### WORK ORDER
Return all of the entries word for word, but omit the pictures they contain.

### SOURCE MATERIAL

※ ※ ※

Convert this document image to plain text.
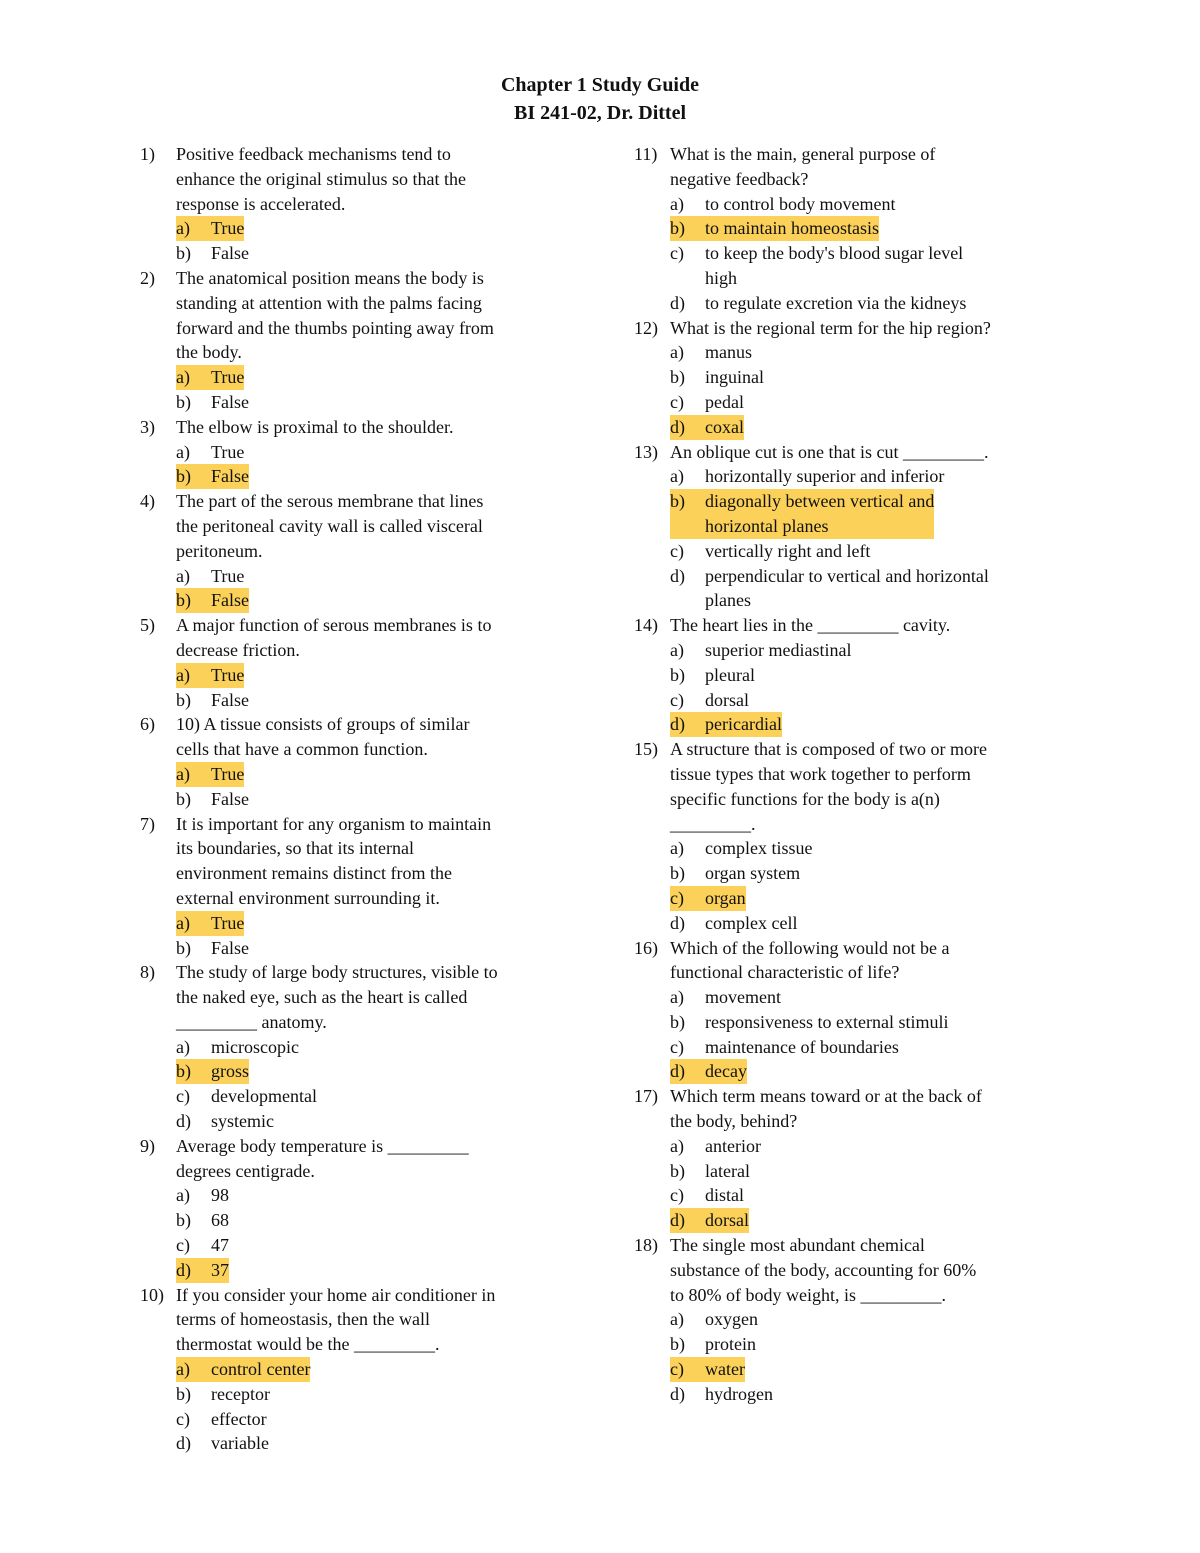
Chapter 1 Study Guide
BI 241-02, Dr. Dittel
1)	Positive feedback mechanisms tend to
enhance the original stimulus so that the
response is accelerated.
a)	True
b)	False
2)	The anatomical position means the body is
standing at attention with the palms facing
forward and the thumbs pointing away from
the body.
a)	True
b)	False
3)	The elbow is proximal to the shoulder.
a)	True
b)	False
4)	The part of the serous membrane that lines
the peritoneal cavity wall is called visceral
peritoneum.
a)	True
b)	False
5)	A major function of serous membranes is to
decrease friction.
a)	True
b)	False
6)	10) A tissue consists of groups of similar
cells that have a common function.
a)	True
b)	False
7)	It is important for any organism to maintain
its boundaries, so that its internal
environment remains distinct from the
external environment surrounding it.
a)	True
b)	False
8)	The study of large body structures, visible to
the naked eye, such as the heart is called
_________ anatomy.
a)	microscopic
b)	gross
c)	developmental
d)	systemic
9)	Average body temperature is _________
degrees centigrade.
a)	98
b)	68
c)	47
d)	37
10) If you consider your home air conditioner in
terms of homeostasis, then the wall
thermostat would be the _________.
a)	control center
b)	receptor
c)	effector
d)	variable
11) What is the main, general purpose of
negative feedback?
a)	to control body movement
b)	to maintain homeostasis
c)	to keep the body's blood sugar level
high
d)	to regulate excretion via the kidneys
12) What is the regional term for the hip region?
a)	manus
b)	inguinal
c)	pedal
d)	coxal
13) An oblique cut is one that is cut _________.
a)	horizontally superior and inferior
b)	diagonally between vertical and
horizontal planes
c)	vertically right and left
d)	perpendicular to vertical and horizontal
planes
14) The heart lies in the _________ cavity.
a)	superior mediastinal
b)	pleural
c)	dorsal
d)	pericardial
15) A structure that is composed of two or more
tissue types that work together to perform
specific functions for the body is a(n)
_________.
a)	complex tissue
b)	organ system
c)	organ
d)	complex cell
16) Which of the following would not be a
functional characteristic of life?
a)	movement
b)	responsiveness to external stimuli
c)	maintenance of boundaries
d)	decay
17) Which term means toward or at the back of
the body, behind?
a)	anterior
b)	lateral
c)	distal
d)	dorsal
18) The single most abundant chemical
substance of the body, accounting for 60%
to 80% of body weight, is _________.
a)	oxygen
b)	protein
c)	water
d)	hydrogen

※ ※ ※

### PROBLEM SOLUTION
Convert this document image to plain text.
Chapter 1 Study Guide
BI 241-02, Dr. Dittel
1)	Positive feedback mechanisms tend to
enhance the original stimulus so that the
response is accelerated.
a)	True
b)	False
2)	The anatomical position means the body is
standing at attention with the palms facing
forward and the thumbs pointing away from
the body.
a)	True
b)	False
3)	The elbow is proximal to the shoulder.
a)	True
b)	False
4)	The part of the serous membrane that lines
the peritoneal cavity wall is called visceral
peritoneum.
a)	True
b)	False
5)	A major function of serous membranes is to
decrease friction.
a)	True
b)	False
6)	10) A tissue consists of groups of similar
cells that have a common function.
a)	True
b)	False
7)	It is important for any organism to maintain
its boundaries, so that its internal
environment remains distinct from the
external environment surrounding it.
a)	True
b)	False
8)	The study of large body structures, visible to
the naked eye, such as the heart is called
_________ anatomy.
a)	microscopic
b)	gross
c)	developmental
d)	systemic
9)	Average body temperature is _________
degrees centigrade.
a)	98
b)	68
c)	47
d)	37
10) If you consider your home air conditioner in
terms of homeostasis, then the wall
thermostat would be the _________.
a)	control center
b)	receptor
c)	effector
d)	variable
11) What is the main, general purpose of
negative feedback?
a)	to control body movement
b)	to maintain homeostasis
c)	to keep the body's blood sugar level
high
d)	to regulate excretion via the kidneys
12) What is the regional term for the hip region?
a)	manus
b)	inguinal
c)	pedal
d)	coxal
13) An oblique cut is one that is cut _________.
a)	horizontally superior and inferior
b)	diagonally between vertical and
horizontal planes
c)	vertically right and left
d)	perpendicular to vertical and horizontal
planes
14) The heart lies in the _________ cavity.
a)	superior mediastinal
b)	pleural
c)	dorsal
d)	pericardial
15) A structure that is composed of two or more
tissue types that work together to perform
specific functions for the body is a(n)
_________.
a)	complex tissue
b)	organ system
c)	organ
d)	complex cell
16) Which of the following would not be a
functional characteristic of life?
a)	movement
b)	responsiveness to external stimuli
c)	maintenance of boundaries
d)	decay
17) Which term means toward or at the back of
the body, behind?
a)	anterior
b)	lateral
c)	distal
d)	dorsal
18) The single most abundant chemical
substance of the body, accounting for 60%
to 80% of body weight, is _________.
a)	oxygen
b)	protein
c)	water
d)	hydrogen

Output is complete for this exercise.